Your objective> Extract every line that contains the word "this".

Stored records>
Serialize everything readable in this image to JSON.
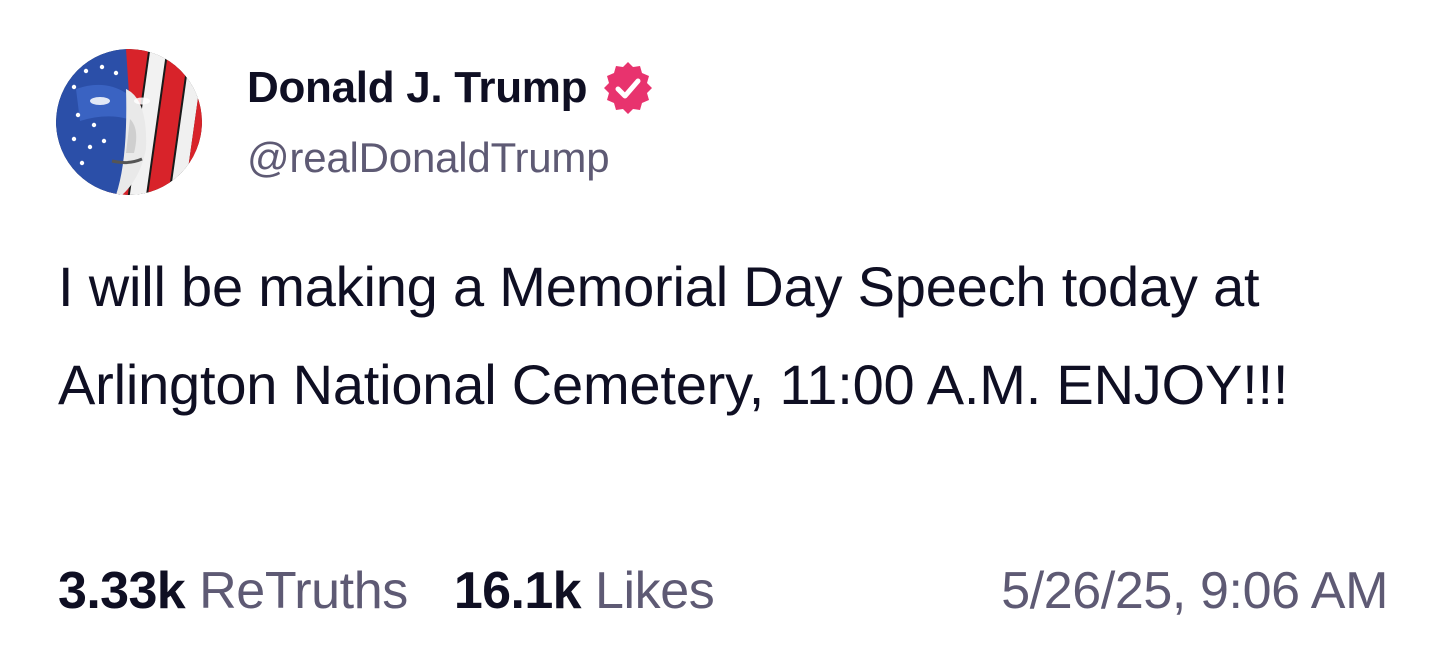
{
  "author": {
    "display_name": "Donald J. Trump",
    "handle": "@realDonaldTrump",
    "verified": true,
    "verified_badge_icon": "verified-badge-icon",
    "verified_badge_color": "#e8336e",
    "avatar_icon": "avatar-flag-portrait"
  },
  "post": {
    "text": "I will be making a Memorial Day Speech today at Arlington National Cemetery, 11:00 A.M. ENJOY!!!"
  },
  "stats": {
    "retruths_count": "3.33k",
    "retruths_label": "ReTruths",
    "likes_count": "16.1k",
    "likes_label": "Likes",
    "timestamp": "5/26/25, 9:06 AM"
  },
  "colors": {
    "text_primary": "#0f0f23",
    "text_secondary": "#5e5a74",
    "background": "#ffffff"
  }
}
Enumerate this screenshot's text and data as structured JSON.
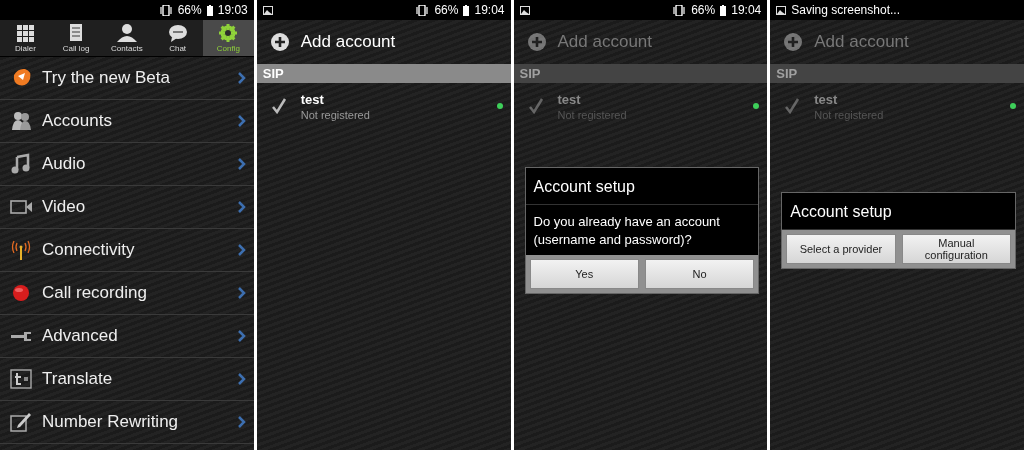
{
  "screens": [
    {
      "kind": "config",
      "status": {
        "kind": "clock",
        "battery": "66%",
        "time": "19:03"
      },
      "tabs": [
        {
          "label": "Dialer",
          "selected": false
        },
        {
          "label": "Call log",
          "selected": false
        },
        {
          "label": "Contacts",
          "selected": false
        },
        {
          "label": "Chat",
          "selected": false
        },
        {
          "label": "Config",
          "selected": true
        }
      ],
      "menu": [
        "Try the new Beta",
        "Accounts",
        "Audio",
        "Video",
        "Connectivity",
        "Call recording",
        "Advanced",
        "Translate",
        "Number Rewriting"
      ]
    },
    {
      "kind": "accounts",
      "dimmed": false,
      "status": {
        "kind": "clock",
        "battery": "66%",
        "time": "19:04"
      },
      "add_label": "Add account",
      "section": "SIP",
      "accounts": [
        {
          "name": "test",
          "status": "Not registered",
          "checked": true,
          "color": "#3ecf5a"
        }
      ]
    },
    {
      "kind": "accounts",
      "dimmed": true,
      "status": {
        "kind": "clock",
        "battery": "66%",
        "time": "19:04"
      },
      "add_label": "Add account",
      "section": "SIP",
      "accounts": [
        {
          "name": "test",
          "status": "Not registered",
          "checked": true,
          "color": "#3ecf5a"
        }
      ],
      "dialog": {
        "title": "Account setup",
        "message": "Do you already have an account (username and password)?",
        "buttons": [
          "Yes",
          "No"
        ]
      }
    },
    {
      "kind": "accounts",
      "dimmed": true,
      "status": {
        "kind": "notice",
        "text": "Saving screenshot..."
      },
      "add_label": "Add account",
      "section": "SIP",
      "accounts": [
        {
          "name": "test",
          "status": "Not registered",
          "checked": true,
          "color": "#3ecf5a"
        }
      ],
      "dialog": {
        "title": "Account setup",
        "buttons": [
          "Select a provider",
          "Manual configuration"
        ]
      }
    }
  ]
}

Problem solution>
Serialize everything readable in this image to JSON.
Enumerate this screenshot's text and data as structured JSON.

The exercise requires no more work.